WHAT YOU ARE ASKED TO DO: Note each line of the listing that contains the string "policy", and copy it.

SUPPLIED INFORMATION:
:::::

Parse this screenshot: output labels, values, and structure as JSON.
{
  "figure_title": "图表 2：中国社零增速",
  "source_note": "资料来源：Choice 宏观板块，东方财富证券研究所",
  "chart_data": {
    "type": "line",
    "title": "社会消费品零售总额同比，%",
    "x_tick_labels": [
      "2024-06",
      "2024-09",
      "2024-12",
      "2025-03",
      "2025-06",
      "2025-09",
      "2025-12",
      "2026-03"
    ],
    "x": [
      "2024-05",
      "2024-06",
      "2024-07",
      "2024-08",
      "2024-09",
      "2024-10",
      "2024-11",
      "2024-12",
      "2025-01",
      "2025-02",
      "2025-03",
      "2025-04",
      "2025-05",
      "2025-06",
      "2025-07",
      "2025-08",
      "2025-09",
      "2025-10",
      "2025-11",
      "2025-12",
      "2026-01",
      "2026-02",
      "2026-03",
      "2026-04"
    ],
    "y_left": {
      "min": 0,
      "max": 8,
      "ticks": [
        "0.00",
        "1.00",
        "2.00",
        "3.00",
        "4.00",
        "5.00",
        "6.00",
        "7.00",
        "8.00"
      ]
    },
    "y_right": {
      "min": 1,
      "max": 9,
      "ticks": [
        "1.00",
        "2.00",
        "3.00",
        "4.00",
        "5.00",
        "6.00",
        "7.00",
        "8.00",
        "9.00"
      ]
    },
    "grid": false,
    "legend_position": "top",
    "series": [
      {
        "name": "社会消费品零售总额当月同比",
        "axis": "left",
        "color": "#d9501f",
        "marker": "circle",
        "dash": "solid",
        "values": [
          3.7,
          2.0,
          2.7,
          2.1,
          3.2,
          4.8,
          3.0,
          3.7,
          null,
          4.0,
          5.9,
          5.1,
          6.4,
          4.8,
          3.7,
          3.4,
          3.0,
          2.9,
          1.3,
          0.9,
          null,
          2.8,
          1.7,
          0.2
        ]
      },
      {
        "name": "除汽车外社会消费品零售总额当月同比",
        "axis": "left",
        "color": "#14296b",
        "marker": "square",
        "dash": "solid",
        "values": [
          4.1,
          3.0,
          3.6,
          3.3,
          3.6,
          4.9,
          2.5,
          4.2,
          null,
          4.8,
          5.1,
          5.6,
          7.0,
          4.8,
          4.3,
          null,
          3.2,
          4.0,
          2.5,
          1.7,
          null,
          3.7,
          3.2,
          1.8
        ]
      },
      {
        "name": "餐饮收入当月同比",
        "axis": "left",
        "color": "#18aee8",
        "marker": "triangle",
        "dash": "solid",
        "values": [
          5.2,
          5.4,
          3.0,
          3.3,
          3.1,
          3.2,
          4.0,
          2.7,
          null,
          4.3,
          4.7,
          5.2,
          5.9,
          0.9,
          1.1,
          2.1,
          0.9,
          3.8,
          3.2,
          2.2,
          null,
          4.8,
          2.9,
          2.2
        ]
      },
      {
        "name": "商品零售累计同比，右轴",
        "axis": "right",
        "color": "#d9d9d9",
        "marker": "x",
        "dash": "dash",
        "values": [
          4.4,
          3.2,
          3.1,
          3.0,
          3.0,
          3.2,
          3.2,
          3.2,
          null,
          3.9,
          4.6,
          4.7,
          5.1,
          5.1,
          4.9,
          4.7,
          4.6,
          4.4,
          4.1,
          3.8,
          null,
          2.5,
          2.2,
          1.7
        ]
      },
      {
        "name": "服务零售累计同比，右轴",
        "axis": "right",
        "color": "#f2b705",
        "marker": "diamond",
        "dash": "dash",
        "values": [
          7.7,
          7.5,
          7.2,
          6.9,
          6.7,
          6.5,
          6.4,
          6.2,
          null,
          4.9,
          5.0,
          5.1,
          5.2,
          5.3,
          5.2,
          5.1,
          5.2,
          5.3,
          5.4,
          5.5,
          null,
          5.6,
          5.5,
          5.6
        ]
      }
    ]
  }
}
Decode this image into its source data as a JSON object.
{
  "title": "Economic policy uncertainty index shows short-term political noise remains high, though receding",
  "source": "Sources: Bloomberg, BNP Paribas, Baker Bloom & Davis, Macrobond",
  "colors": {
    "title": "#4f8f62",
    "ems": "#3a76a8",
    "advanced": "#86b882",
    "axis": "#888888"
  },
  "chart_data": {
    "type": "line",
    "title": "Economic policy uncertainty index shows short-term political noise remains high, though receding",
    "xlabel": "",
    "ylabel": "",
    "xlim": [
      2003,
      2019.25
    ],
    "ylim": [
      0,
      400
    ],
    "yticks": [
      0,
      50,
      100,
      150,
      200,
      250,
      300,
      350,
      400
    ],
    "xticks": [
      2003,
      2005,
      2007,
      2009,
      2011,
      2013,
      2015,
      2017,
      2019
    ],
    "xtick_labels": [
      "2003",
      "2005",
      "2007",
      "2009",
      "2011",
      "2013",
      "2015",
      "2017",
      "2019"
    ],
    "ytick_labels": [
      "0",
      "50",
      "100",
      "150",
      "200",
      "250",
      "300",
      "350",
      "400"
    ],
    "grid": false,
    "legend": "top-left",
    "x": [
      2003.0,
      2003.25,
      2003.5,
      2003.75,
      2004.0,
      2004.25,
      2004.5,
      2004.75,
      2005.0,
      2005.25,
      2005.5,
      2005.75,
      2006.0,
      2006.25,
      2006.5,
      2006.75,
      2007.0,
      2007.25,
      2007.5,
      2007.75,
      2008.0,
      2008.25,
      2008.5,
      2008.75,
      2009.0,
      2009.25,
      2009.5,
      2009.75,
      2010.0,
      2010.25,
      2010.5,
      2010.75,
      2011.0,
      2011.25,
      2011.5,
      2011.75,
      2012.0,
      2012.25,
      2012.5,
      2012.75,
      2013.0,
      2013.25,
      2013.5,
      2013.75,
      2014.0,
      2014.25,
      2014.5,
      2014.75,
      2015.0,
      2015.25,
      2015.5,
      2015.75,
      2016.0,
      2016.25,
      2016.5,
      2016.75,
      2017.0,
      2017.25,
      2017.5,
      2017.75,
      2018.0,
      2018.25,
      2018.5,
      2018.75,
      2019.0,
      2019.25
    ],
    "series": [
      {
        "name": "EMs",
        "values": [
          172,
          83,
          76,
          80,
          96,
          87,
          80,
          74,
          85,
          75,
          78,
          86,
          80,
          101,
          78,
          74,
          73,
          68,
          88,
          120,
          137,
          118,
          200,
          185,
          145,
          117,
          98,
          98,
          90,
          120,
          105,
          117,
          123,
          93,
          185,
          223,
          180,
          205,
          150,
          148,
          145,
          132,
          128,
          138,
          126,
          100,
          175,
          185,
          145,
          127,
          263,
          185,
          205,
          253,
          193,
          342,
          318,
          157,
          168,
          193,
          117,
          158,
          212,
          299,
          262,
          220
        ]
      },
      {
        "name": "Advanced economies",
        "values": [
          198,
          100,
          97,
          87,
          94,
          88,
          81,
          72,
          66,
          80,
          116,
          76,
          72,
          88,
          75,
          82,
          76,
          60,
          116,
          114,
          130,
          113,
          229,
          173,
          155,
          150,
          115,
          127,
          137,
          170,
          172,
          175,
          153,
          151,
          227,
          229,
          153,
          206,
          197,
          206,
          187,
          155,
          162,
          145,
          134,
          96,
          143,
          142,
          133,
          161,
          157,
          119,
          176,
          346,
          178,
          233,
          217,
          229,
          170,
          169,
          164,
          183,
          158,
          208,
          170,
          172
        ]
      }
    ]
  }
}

:::::

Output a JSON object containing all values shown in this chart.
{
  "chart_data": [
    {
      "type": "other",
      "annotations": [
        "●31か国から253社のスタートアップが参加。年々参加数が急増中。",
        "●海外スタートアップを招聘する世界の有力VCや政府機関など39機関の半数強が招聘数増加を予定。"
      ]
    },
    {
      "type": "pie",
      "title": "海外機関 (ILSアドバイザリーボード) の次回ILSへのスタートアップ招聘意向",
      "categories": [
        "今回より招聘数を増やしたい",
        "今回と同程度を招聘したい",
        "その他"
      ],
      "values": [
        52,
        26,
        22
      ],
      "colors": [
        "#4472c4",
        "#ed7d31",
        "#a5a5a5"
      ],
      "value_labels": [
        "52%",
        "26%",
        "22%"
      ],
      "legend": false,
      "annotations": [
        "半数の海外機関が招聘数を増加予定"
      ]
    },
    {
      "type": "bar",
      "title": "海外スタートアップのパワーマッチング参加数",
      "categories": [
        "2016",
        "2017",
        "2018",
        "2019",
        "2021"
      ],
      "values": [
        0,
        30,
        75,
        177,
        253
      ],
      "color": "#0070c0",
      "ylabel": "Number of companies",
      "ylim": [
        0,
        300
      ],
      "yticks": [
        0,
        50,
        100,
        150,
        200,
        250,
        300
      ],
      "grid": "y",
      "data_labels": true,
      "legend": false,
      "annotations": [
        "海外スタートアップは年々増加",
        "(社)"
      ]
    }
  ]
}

:::::

RESULT OF THE EXERCISE:
  "title": "Economic policy uncertainty index shows short-term political noise remains high, though receding",
    "title": "Economic policy uncertainty index shows short-term political noise remains high, though receding",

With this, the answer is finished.